**** INPUT
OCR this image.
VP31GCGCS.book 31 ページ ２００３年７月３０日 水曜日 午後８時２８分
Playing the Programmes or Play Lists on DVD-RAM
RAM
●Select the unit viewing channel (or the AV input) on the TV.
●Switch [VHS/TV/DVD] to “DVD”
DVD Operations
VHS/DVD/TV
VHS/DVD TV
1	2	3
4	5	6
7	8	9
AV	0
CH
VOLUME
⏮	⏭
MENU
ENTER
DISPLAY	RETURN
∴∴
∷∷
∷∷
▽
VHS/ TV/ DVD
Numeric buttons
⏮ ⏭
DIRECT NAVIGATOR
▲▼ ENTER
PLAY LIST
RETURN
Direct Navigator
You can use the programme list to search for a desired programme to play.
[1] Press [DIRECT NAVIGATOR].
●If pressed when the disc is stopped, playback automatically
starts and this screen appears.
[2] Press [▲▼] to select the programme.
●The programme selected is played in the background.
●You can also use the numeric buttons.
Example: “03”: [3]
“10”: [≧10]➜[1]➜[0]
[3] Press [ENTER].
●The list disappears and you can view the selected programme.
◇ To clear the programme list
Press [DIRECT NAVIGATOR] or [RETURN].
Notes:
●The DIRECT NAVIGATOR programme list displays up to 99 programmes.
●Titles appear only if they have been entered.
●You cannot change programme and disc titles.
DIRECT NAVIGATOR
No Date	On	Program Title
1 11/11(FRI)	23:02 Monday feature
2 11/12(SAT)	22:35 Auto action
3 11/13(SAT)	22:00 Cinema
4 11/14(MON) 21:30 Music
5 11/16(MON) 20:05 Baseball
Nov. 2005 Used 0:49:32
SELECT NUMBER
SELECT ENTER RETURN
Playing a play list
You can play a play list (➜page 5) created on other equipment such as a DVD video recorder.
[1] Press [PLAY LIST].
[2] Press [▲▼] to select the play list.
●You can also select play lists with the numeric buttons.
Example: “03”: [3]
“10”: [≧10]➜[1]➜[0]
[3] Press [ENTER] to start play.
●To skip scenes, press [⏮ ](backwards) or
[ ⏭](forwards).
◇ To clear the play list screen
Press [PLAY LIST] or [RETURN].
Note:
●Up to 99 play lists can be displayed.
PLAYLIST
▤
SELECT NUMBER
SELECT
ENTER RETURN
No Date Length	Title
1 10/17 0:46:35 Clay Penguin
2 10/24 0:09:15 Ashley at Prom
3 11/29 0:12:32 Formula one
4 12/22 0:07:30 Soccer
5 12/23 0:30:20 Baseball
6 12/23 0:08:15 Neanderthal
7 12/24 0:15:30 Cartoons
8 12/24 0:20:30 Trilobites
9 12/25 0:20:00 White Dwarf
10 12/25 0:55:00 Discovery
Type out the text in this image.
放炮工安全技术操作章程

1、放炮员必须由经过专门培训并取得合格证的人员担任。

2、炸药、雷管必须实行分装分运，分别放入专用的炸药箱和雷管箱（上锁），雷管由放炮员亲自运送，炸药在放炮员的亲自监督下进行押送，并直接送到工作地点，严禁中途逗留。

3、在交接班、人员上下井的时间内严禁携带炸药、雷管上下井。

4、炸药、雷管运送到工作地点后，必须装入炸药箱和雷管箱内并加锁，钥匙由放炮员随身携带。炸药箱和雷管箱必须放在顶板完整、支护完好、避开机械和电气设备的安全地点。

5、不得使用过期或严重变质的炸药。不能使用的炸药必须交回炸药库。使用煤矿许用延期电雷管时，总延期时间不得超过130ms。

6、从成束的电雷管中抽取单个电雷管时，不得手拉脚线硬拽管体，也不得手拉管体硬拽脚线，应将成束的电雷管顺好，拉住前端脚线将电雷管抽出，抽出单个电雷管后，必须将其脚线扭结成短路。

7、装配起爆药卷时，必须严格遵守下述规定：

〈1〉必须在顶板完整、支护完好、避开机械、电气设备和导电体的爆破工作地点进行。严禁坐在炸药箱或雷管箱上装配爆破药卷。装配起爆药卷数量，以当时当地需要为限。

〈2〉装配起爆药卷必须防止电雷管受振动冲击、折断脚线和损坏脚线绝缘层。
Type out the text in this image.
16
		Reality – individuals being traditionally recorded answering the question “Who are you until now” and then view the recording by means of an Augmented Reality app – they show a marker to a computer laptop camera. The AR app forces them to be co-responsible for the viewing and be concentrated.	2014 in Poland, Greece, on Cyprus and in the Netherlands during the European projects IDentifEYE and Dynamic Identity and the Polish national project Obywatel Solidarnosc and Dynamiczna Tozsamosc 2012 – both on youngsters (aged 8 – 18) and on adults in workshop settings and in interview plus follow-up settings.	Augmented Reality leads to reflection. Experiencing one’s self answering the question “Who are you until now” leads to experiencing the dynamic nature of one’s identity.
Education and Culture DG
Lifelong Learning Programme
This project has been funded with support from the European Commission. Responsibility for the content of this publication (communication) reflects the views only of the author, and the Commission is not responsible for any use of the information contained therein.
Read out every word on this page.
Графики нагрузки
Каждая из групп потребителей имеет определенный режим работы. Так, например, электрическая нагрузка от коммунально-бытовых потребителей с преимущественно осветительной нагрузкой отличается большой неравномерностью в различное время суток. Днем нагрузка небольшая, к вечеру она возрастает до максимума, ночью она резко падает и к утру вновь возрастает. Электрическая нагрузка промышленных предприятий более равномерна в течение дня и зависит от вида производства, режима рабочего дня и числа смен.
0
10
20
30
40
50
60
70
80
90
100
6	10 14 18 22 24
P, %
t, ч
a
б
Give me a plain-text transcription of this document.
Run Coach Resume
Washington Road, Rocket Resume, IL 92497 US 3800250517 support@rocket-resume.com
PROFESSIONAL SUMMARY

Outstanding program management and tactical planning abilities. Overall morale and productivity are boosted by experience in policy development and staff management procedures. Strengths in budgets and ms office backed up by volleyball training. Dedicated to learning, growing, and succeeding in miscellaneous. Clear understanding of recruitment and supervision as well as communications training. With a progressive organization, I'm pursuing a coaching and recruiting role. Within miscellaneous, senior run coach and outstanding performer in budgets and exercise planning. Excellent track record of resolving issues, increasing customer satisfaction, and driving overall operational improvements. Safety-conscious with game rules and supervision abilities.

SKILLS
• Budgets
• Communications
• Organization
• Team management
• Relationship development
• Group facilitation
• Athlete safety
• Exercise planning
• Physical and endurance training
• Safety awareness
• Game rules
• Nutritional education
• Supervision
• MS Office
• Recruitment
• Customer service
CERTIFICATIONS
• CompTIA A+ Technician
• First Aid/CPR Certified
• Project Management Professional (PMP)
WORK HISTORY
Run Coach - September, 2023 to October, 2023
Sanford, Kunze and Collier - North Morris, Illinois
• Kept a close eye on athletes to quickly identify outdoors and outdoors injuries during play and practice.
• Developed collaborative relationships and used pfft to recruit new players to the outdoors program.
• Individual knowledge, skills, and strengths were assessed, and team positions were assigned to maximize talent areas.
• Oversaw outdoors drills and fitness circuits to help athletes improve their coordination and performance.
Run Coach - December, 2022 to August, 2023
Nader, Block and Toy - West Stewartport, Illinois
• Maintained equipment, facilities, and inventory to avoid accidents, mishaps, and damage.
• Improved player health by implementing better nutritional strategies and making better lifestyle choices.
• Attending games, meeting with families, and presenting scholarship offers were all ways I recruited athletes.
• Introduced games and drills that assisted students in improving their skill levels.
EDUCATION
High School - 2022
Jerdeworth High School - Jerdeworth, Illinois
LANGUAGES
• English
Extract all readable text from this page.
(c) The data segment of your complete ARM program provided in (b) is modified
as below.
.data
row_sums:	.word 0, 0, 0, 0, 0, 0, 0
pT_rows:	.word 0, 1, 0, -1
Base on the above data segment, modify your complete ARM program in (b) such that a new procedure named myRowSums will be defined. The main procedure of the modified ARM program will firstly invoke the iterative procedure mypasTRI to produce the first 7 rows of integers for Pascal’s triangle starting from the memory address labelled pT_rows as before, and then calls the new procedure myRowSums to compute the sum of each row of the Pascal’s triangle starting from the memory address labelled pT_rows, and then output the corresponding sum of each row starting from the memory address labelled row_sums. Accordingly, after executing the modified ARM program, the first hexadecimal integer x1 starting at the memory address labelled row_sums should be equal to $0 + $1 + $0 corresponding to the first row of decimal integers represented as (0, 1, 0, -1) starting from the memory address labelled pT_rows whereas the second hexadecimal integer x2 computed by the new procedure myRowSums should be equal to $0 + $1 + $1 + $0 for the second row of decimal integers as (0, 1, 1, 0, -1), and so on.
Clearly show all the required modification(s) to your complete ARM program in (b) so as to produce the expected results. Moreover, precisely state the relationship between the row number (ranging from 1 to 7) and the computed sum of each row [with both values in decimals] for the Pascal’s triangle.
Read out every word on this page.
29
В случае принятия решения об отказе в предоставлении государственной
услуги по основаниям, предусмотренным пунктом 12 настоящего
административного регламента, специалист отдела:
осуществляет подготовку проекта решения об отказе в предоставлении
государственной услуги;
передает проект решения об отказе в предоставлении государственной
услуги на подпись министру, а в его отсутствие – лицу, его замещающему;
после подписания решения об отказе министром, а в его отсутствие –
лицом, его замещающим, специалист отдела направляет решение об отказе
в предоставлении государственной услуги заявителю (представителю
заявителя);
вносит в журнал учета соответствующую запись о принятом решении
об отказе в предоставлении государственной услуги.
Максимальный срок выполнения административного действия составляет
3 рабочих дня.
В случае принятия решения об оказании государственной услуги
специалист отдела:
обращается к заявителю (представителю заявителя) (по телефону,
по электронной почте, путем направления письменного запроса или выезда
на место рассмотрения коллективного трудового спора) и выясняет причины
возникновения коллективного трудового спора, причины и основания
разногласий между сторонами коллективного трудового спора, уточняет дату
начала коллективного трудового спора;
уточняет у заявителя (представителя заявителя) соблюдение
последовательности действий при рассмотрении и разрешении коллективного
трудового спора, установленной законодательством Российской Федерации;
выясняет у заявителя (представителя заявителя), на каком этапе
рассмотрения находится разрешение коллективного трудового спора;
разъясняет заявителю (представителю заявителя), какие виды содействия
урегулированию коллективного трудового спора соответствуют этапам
********
THE PROBLEM: Whichever lines contain the string "were", select and copy them.

REPLY TO THE TASK:
• Individual knowledge, skills, and strengths were assessed, and team positions were assigned to maximize talent areas.
• Attending games, meeting with families, and presenting scholarship offers were all ways I recruited athletes.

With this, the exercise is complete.